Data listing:

┄┄┄┄┄┄

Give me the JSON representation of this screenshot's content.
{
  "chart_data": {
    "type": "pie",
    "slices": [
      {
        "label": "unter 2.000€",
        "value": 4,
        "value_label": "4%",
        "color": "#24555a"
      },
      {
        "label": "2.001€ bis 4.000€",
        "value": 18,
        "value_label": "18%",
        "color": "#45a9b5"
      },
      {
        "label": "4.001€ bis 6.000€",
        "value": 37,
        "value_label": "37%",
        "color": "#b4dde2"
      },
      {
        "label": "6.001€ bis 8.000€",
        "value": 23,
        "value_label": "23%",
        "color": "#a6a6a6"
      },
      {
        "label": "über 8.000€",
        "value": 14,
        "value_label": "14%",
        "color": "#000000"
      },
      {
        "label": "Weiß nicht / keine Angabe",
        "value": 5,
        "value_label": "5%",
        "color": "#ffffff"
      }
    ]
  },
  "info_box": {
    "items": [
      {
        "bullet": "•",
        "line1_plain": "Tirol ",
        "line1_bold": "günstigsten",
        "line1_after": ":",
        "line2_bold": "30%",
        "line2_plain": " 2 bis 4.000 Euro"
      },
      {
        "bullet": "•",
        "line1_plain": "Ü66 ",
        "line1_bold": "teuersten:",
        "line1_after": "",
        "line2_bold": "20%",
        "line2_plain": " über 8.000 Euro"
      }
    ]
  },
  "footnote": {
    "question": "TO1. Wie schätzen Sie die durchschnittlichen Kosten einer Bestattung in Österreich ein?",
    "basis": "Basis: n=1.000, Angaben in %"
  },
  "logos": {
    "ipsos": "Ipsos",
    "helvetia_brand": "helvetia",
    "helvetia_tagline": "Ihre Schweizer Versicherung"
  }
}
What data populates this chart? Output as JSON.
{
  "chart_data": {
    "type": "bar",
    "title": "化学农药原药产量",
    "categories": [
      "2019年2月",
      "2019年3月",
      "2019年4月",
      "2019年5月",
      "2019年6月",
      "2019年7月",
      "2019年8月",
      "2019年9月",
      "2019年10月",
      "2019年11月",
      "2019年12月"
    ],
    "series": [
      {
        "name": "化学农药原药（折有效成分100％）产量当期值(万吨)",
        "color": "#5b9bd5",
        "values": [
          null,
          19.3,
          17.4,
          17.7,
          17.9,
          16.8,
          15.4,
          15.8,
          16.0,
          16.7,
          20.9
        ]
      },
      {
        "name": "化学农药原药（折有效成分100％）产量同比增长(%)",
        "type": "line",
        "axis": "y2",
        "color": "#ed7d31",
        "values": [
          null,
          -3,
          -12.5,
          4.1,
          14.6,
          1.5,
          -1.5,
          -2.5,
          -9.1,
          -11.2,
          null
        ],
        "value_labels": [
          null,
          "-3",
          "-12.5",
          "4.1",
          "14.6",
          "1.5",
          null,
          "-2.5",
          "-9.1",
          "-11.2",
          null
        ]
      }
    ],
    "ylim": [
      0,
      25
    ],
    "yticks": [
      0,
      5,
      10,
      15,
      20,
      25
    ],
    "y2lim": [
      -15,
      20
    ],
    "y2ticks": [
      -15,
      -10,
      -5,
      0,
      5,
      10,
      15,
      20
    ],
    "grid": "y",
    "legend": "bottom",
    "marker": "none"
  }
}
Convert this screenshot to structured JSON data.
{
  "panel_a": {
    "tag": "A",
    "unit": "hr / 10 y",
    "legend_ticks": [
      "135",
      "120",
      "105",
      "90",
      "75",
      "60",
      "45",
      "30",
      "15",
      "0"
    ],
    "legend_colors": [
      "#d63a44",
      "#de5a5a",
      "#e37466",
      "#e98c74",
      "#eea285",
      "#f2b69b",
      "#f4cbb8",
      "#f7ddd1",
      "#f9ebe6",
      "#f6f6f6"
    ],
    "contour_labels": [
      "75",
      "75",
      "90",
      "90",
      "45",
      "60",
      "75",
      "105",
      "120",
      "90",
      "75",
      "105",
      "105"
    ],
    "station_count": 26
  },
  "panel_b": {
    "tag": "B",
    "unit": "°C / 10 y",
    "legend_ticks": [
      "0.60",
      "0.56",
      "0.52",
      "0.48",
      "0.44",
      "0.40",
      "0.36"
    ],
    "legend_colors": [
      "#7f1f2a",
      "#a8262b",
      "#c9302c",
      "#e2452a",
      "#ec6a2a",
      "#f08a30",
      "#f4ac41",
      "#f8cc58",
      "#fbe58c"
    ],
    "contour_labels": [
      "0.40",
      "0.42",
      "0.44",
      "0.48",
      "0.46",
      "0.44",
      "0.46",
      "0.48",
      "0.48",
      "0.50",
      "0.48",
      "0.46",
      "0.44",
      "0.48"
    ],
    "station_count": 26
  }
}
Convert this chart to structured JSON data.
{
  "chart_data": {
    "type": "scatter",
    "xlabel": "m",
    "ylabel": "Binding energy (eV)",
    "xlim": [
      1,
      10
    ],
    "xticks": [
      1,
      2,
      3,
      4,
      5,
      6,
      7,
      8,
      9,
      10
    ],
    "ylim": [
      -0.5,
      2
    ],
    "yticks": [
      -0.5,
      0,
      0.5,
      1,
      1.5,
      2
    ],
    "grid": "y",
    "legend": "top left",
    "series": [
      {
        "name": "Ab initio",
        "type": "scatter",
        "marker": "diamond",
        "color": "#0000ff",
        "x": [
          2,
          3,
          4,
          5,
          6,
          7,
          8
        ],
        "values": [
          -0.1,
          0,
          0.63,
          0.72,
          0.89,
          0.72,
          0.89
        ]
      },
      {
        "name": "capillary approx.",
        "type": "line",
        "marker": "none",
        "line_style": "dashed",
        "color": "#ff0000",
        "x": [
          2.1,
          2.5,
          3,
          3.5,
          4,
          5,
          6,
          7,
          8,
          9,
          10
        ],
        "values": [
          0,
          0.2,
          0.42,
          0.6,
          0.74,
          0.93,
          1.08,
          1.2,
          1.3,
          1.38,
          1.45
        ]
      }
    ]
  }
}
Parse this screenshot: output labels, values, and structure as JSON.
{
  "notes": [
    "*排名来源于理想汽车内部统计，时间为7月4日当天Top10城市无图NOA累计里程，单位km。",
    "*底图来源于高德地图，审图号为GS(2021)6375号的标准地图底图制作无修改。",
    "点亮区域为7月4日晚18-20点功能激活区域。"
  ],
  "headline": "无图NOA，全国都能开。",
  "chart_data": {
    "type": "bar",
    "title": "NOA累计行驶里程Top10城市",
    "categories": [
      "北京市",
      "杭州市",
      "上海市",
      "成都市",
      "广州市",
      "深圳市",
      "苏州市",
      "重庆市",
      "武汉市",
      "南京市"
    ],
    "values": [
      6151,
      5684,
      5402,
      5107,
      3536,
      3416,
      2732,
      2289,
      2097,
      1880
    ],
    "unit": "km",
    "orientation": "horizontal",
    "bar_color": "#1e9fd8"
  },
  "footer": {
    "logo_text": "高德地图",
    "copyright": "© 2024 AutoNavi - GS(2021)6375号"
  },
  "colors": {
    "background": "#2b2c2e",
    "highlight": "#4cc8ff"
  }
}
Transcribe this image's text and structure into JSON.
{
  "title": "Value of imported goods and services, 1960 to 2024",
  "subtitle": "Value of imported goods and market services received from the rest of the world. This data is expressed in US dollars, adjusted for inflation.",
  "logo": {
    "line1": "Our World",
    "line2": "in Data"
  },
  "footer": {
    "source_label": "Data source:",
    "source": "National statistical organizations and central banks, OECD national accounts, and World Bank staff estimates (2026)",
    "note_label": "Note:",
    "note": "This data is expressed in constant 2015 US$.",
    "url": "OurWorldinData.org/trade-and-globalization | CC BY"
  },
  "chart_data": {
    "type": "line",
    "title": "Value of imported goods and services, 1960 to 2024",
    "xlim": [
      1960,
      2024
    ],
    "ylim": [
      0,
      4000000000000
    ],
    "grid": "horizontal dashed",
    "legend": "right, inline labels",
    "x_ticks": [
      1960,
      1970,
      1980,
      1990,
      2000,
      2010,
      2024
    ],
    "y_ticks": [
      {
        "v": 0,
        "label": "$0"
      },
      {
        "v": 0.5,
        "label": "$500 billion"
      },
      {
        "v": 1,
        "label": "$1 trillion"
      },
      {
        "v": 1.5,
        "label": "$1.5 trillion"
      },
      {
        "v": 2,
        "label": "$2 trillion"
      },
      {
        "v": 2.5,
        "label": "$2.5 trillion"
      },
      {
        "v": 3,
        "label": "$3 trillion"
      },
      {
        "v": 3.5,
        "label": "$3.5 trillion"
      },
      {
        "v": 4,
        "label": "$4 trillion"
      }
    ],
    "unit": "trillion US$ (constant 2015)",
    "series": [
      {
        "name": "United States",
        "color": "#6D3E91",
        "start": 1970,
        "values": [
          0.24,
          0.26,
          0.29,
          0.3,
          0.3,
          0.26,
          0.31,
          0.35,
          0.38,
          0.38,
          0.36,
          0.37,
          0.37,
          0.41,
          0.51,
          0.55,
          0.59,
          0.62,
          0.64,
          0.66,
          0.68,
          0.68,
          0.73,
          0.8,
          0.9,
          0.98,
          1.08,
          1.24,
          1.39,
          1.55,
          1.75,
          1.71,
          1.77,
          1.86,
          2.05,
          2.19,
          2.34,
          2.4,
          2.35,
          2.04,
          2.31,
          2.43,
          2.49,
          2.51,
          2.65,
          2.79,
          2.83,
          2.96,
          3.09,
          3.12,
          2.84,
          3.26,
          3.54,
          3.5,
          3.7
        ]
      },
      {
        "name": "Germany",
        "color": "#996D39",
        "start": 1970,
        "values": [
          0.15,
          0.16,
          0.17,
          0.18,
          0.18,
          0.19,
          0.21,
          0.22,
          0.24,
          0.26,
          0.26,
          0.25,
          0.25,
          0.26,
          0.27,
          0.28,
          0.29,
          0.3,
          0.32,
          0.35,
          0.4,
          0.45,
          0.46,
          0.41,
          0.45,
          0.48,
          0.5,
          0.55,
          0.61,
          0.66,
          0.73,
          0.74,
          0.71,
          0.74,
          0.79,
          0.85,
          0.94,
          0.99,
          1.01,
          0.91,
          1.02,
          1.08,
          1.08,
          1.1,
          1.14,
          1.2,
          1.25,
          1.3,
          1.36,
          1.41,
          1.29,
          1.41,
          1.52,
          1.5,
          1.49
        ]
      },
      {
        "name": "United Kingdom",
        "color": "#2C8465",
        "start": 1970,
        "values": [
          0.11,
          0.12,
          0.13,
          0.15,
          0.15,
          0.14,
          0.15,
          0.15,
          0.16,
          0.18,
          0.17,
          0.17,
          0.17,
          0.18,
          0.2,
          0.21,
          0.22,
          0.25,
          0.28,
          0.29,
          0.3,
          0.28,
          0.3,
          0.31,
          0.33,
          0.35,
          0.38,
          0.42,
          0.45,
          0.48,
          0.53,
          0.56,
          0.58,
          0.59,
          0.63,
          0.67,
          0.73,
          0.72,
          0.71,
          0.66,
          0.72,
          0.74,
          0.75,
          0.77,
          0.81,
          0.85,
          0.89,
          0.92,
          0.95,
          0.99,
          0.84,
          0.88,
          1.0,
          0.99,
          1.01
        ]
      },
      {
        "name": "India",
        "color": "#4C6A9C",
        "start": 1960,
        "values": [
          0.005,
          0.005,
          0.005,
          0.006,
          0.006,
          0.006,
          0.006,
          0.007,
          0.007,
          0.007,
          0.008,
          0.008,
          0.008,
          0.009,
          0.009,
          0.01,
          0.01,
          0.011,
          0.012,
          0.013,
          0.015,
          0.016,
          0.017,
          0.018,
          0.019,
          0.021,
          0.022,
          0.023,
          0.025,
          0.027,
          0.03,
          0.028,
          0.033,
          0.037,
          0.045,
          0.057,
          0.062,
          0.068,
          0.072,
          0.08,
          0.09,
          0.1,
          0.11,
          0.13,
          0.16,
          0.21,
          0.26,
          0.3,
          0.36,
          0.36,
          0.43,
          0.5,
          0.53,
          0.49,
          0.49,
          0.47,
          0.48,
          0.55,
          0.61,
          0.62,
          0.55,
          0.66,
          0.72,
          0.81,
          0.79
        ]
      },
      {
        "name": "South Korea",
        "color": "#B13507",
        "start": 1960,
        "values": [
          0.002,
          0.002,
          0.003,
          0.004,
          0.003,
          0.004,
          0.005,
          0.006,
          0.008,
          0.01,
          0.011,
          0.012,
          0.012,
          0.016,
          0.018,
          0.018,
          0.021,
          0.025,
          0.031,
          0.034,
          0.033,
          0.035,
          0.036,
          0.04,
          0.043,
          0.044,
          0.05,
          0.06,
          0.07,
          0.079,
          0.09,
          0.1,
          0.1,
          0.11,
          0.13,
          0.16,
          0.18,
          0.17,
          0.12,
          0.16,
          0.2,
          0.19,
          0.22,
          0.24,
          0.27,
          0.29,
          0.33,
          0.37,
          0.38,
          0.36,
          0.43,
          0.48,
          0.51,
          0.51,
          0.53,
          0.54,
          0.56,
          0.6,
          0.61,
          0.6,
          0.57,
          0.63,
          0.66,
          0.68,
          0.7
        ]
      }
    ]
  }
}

┄┄┄┄┄┄

THE TASK: Lines that hold the word "services" are the ones to return, every one of them.

EXERCISE RESPONSE:
  "title": "Value of imported goods and services, 1960 to 2024",
  "subtitle": "Value of imported goods and market services received from the rest of the world. This data is expressed in US dollars, adjusted for inflation.",
    "title": "Value of imported goods and services, 1960 to 2024",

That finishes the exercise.